- [Your assignment] Line count for "taken": tally the lines of the records below that contain it, and give only that number.

- [Material supplied]
....

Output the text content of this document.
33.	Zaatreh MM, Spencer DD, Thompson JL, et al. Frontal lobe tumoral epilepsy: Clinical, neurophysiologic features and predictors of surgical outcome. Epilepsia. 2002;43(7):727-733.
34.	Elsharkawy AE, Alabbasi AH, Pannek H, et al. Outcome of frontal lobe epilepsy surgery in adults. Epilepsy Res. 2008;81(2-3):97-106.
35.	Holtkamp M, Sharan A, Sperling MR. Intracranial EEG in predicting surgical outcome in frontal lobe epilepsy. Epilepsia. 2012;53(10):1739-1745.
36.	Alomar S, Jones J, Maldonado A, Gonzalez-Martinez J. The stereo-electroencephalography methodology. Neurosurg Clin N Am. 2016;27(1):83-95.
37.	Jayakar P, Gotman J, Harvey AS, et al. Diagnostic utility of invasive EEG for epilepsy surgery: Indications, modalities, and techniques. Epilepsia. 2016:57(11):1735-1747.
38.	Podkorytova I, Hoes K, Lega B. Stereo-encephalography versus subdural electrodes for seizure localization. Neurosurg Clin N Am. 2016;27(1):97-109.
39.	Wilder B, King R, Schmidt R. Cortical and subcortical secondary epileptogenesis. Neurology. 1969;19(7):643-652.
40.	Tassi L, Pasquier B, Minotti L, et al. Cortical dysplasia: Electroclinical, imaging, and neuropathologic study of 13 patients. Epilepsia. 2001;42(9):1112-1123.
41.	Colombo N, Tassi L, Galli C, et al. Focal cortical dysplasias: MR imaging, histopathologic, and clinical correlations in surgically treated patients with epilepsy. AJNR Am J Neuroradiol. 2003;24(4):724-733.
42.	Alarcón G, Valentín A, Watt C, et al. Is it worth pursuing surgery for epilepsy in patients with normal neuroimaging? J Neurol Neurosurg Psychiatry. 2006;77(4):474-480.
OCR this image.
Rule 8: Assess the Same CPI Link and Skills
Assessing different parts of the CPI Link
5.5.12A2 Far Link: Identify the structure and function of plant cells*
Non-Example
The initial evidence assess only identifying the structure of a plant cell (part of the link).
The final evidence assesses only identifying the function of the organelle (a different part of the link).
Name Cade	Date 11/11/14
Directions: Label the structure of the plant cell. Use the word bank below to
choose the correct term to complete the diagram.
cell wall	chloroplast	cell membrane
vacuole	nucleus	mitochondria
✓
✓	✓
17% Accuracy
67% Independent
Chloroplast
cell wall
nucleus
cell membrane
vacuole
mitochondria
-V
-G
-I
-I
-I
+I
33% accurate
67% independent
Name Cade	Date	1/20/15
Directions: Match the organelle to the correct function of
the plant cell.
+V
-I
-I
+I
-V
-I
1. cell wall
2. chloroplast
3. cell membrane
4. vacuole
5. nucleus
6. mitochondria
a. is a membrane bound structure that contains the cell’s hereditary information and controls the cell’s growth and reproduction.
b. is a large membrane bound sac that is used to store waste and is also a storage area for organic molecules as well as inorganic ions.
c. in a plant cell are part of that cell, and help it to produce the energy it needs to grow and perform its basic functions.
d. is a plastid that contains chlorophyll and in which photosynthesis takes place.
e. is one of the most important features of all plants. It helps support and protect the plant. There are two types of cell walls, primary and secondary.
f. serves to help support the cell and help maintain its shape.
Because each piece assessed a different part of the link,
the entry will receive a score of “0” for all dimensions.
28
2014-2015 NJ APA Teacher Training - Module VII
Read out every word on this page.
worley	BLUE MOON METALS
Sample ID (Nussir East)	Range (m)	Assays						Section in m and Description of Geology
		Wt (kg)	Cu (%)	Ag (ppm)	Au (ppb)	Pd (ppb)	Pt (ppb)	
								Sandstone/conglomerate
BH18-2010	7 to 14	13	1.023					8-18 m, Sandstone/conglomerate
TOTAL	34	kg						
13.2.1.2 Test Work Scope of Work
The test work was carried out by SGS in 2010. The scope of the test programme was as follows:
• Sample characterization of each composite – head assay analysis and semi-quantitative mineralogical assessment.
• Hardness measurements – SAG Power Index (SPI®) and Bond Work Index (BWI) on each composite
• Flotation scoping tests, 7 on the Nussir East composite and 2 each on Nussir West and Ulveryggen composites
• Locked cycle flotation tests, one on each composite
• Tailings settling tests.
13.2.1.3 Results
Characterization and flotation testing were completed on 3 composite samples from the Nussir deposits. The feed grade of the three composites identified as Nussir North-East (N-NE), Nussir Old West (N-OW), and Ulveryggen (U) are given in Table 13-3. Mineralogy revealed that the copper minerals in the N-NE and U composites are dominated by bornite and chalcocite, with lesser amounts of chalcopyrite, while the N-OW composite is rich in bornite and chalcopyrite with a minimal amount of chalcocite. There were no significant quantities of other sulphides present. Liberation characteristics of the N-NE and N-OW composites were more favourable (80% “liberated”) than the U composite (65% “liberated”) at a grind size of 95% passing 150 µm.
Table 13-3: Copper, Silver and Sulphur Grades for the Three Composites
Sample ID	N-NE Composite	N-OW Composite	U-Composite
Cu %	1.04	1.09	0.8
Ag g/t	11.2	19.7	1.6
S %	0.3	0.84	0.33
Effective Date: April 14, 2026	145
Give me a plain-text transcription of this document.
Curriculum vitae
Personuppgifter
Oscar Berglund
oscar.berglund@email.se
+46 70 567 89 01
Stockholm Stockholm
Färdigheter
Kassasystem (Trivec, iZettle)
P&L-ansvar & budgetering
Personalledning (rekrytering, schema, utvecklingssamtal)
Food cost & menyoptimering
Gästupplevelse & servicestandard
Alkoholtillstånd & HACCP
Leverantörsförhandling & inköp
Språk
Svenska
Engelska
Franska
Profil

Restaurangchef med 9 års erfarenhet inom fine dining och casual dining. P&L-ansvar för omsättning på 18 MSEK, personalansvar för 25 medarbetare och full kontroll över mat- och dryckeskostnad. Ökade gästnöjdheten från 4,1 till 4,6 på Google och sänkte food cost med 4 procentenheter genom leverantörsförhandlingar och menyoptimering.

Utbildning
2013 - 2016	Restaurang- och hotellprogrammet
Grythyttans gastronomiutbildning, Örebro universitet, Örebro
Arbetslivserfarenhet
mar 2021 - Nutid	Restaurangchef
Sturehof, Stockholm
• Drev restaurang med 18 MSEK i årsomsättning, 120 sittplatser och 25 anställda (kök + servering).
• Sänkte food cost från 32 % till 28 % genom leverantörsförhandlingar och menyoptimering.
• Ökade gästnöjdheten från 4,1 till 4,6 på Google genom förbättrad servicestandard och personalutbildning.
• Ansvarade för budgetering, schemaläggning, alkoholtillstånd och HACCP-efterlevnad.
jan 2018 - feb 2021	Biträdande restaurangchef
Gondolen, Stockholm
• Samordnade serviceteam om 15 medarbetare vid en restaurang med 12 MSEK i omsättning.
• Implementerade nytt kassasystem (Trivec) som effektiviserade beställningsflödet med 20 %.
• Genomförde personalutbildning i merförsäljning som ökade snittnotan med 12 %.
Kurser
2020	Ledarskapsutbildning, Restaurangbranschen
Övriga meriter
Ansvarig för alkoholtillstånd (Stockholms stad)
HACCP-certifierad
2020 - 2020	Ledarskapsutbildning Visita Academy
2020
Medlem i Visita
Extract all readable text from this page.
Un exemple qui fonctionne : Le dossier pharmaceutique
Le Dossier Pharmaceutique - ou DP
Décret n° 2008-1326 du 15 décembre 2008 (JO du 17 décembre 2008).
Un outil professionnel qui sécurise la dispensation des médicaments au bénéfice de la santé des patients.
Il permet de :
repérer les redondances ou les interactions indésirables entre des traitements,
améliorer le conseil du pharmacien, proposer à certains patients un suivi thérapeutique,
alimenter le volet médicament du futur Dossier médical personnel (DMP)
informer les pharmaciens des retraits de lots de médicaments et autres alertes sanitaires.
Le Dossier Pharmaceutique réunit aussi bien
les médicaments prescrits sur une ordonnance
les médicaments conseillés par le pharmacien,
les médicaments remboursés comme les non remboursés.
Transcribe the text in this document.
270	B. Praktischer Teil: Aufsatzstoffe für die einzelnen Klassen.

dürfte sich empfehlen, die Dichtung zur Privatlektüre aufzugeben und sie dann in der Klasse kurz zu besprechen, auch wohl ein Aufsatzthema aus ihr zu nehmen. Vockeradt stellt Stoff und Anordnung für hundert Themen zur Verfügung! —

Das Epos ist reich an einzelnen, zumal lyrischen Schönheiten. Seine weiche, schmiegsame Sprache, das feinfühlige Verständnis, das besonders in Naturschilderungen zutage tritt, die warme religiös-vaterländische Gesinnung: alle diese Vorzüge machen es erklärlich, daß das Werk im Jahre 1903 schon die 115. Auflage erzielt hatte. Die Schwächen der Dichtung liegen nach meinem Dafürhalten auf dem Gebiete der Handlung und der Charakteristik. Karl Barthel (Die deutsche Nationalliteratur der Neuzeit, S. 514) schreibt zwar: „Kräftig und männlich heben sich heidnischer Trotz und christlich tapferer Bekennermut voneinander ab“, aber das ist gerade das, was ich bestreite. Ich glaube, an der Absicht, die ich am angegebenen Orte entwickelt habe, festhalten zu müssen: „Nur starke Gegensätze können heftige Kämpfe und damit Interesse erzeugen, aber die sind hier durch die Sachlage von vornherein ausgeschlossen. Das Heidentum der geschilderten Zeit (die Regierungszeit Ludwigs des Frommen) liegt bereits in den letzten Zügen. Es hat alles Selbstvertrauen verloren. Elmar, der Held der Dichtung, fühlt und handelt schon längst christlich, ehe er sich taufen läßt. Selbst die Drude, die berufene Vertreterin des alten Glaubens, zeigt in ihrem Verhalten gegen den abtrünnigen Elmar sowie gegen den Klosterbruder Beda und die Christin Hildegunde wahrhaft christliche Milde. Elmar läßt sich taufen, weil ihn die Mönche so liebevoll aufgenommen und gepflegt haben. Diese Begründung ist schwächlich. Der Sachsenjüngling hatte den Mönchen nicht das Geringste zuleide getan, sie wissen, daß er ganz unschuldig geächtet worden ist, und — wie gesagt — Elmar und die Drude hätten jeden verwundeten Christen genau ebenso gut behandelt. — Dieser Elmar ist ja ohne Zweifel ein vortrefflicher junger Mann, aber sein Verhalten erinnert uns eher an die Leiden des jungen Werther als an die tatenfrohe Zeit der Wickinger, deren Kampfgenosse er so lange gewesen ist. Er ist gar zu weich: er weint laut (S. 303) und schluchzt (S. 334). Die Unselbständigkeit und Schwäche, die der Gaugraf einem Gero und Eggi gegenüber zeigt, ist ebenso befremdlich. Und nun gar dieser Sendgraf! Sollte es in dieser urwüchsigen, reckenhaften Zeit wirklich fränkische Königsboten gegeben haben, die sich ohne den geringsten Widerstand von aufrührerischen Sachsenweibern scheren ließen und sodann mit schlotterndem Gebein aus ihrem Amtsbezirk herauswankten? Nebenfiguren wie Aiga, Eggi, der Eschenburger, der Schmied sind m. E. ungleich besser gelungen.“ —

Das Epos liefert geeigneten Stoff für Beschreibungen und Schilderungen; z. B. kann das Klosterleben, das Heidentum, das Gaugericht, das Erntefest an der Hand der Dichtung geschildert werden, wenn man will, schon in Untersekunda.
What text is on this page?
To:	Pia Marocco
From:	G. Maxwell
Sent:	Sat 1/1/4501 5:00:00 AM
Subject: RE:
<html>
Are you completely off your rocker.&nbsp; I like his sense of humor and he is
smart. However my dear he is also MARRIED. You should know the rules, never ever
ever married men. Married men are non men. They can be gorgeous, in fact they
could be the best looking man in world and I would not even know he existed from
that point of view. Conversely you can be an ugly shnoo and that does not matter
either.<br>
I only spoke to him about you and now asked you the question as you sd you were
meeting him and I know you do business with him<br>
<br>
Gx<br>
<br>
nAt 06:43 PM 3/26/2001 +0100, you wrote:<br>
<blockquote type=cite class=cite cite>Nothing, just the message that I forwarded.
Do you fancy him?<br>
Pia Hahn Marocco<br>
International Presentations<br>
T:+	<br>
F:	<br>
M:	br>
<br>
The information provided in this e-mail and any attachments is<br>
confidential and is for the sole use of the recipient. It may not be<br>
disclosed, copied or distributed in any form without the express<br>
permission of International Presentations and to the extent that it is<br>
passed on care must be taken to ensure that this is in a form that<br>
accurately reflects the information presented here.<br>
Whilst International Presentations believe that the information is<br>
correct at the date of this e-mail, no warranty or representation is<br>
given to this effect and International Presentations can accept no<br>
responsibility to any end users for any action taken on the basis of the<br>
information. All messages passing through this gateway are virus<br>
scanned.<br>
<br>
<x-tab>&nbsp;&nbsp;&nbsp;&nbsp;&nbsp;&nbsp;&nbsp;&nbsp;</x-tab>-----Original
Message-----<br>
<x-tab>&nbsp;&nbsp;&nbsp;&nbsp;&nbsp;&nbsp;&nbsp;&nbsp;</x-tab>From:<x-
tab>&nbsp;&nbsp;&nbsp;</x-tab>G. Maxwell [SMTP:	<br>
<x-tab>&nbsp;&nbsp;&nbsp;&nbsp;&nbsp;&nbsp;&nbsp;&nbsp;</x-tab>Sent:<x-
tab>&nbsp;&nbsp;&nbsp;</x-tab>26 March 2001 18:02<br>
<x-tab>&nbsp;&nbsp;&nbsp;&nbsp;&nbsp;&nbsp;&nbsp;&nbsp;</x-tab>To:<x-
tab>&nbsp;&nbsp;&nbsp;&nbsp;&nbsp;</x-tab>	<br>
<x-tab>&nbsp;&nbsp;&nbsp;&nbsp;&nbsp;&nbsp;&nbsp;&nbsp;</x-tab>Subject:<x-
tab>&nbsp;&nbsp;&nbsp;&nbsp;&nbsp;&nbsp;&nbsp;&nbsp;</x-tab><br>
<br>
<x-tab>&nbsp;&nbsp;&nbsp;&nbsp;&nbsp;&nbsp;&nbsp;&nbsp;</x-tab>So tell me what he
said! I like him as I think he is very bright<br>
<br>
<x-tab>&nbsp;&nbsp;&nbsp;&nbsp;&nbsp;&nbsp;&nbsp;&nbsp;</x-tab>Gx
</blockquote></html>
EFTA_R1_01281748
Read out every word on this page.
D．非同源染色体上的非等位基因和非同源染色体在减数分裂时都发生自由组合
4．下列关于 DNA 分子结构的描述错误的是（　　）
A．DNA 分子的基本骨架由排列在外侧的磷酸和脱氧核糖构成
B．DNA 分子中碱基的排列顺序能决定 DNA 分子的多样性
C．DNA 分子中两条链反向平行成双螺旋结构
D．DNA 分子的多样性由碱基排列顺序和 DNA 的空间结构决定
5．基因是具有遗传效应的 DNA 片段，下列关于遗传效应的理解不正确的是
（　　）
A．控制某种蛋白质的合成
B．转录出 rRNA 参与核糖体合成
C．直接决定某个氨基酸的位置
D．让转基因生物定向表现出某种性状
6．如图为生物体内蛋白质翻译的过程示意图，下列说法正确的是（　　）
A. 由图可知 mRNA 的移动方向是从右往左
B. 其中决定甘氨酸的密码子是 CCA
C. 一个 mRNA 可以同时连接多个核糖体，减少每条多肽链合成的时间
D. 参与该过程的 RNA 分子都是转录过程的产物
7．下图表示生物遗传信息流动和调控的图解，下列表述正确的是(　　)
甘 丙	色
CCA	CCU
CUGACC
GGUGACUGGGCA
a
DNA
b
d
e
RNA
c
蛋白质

....

- [Response to this exercise] 2